[begin GIVEN DATA]

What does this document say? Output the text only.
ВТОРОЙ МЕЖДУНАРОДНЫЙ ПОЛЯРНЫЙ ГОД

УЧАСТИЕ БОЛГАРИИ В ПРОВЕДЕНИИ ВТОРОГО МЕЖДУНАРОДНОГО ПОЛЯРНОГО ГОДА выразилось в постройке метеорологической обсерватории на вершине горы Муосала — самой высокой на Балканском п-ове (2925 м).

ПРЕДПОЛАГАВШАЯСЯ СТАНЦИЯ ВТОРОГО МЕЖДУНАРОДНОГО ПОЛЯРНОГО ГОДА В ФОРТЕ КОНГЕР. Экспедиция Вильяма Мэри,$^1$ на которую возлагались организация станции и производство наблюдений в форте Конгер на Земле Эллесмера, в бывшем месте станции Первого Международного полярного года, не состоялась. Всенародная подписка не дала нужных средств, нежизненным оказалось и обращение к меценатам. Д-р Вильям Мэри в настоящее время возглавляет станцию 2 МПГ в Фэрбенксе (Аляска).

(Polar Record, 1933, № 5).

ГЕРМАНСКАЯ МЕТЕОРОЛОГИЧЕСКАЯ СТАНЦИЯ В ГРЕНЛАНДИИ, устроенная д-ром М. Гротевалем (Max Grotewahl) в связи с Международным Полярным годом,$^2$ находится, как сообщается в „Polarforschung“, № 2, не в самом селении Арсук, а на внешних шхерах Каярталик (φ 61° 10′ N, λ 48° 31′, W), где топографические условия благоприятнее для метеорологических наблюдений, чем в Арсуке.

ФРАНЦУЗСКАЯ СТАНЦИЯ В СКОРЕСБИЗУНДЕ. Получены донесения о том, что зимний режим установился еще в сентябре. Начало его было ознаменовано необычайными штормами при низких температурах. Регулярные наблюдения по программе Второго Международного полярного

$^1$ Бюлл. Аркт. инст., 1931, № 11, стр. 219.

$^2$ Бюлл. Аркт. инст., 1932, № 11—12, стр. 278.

[end GIVEN DATA]

## GIVEN PROBLEM
Whichever lines contain the string "инст", select and copy them.

## ANSWER
$^1$ Бюлл. Аркт. инст., 1931, № 11, стр. 219.
$^2$ Бюлл. Аркт. инст., 1932, № 11—12, стр. 278.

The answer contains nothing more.